主要用于解决hiseq-count环节时定量结果都为0的情况。
ENSG00000000003 0
ENSG00000000005 0
ENSG00000000419 0
ENSG00000000457 0
ENSG00000000460 0
ENSG00000000938 0
ENSG00000000971 0
ENSG00000001036 0
ENSG00000001084 0
ENSG00000001167 0
ENSG00000001460 0
ENSG00000001461 0
ENSG00000001497 0
ENSG00000001561 0
ENSG00000001617 0
ENSG00000001626 0
ENSG00000001629 0
ENSG00000001630 0
ENSG00000001631 0
ENSG00000002016 0
【问题链接】https://www.bioinfo.info/?/question/462
另附他人总结的gff文件的四种下载方法:
https://blog.csdn.net/u011262253/article/details/89363809
3.hiseq结果文件解读
结果文件分为2列,第一列是基因名称(ENSMUSG00000000001.4),第二列是统计得到的reads数。
在文件的结尾会有汇总信息。
__no_feature 42987809 #不能对应到任何单位类型的reads数
__ambiguous 183025 #不能判断落在那个单位类型的reads数
__too_low_aQual 0 #低于-a设定的reads mapping质量的reads数
__not_aligned 0 #存在于SAM文件,但没有比对上的reads数
__alignment_not_unique 0 #比对到多个位置的reads数
接着下一步我们会对reads进行进一步的分析整合。

*清单摘录*:
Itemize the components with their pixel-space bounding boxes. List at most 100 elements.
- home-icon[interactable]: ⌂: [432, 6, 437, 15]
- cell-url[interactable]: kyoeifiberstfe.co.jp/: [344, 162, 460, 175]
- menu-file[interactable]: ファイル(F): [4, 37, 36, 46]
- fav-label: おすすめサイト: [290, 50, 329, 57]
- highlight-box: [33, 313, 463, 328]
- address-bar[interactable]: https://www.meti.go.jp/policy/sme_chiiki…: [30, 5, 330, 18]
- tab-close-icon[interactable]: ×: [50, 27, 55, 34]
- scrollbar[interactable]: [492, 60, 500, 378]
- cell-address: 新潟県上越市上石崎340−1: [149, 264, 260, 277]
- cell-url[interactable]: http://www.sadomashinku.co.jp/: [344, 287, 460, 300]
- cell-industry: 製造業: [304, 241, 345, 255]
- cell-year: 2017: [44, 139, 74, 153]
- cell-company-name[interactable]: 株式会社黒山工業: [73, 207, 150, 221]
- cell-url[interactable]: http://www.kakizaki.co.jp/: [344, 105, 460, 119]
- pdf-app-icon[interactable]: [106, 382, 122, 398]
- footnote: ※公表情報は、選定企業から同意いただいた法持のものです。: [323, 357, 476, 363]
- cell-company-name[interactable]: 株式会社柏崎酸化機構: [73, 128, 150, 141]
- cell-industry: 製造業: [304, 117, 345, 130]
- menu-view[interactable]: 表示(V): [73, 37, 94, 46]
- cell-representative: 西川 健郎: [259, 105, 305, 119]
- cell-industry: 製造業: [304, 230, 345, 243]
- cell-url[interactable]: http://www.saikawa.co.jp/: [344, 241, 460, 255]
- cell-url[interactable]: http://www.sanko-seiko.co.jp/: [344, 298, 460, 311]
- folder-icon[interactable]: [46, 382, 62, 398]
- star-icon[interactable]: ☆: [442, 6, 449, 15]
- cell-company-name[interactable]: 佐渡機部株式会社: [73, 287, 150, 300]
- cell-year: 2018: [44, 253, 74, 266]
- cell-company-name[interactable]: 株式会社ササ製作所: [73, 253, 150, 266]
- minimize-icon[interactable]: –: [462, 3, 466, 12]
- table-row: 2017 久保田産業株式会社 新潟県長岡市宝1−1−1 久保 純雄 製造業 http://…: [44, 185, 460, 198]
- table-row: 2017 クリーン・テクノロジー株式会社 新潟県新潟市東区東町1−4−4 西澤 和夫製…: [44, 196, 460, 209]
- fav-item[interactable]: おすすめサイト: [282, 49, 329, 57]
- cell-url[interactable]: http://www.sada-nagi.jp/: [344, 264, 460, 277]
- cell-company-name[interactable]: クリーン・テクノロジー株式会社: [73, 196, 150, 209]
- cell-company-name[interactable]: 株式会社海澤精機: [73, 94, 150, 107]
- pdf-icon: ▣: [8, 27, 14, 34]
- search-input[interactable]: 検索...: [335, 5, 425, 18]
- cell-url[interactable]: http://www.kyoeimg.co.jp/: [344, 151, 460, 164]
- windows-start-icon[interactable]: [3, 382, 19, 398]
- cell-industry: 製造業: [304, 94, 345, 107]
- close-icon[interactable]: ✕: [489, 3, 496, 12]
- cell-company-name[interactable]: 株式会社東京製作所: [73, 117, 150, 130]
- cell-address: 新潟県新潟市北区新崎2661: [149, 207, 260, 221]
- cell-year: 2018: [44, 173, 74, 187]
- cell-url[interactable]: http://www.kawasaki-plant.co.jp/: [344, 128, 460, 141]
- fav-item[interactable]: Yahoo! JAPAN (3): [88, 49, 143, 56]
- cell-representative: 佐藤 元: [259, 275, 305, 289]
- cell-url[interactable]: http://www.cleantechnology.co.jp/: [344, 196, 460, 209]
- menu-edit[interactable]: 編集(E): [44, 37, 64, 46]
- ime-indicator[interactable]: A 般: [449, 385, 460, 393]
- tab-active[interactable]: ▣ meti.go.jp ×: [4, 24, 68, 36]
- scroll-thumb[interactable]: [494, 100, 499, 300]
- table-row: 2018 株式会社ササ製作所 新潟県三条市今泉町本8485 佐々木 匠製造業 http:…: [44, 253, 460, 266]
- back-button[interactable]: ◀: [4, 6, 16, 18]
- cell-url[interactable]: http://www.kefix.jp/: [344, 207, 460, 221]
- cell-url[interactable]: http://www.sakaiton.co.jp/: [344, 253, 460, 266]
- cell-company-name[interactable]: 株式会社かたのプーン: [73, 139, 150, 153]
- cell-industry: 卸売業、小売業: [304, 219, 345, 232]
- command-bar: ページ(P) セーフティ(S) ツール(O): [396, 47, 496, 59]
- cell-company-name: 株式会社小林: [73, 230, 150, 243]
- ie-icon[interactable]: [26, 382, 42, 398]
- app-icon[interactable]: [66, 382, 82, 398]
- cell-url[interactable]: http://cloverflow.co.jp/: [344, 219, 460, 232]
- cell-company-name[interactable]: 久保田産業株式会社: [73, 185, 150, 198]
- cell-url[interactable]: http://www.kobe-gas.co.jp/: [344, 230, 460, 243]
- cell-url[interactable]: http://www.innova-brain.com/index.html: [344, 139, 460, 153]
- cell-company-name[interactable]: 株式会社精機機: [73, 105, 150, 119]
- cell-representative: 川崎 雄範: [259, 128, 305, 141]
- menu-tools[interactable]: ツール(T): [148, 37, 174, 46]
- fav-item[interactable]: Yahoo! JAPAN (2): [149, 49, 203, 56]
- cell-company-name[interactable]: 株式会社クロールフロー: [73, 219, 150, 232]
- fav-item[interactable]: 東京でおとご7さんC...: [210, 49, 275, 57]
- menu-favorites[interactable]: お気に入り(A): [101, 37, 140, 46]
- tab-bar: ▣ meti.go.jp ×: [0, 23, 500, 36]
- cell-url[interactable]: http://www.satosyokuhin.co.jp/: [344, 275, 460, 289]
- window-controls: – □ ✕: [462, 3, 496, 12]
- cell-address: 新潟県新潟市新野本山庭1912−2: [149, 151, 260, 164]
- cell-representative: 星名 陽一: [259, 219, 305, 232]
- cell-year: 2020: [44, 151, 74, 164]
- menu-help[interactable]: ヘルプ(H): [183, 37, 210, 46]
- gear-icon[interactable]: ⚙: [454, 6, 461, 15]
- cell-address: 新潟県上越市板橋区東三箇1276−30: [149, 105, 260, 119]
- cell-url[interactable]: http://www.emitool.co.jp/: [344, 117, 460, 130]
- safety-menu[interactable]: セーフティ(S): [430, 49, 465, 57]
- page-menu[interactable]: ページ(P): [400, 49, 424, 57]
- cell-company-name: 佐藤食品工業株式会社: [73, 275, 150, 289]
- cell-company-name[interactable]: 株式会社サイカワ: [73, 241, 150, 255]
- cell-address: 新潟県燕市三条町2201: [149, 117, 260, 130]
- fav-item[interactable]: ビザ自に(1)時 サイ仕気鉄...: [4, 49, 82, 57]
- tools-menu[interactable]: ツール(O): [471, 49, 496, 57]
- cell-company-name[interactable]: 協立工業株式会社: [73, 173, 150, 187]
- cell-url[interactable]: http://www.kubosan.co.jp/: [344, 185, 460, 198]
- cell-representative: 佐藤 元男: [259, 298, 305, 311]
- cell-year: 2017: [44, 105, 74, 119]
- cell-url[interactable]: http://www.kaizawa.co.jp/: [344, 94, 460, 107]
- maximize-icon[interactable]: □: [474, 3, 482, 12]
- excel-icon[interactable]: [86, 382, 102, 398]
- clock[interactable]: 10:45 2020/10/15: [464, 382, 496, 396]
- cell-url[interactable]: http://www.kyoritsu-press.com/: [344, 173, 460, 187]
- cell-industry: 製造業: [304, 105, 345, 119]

*任务说明*: 请根据引文回答：hiseq结果文件的第二列是什么内容？ 清单是与引文分开的独立材料。

*参考答案*: 第二列是统计得到的reads数。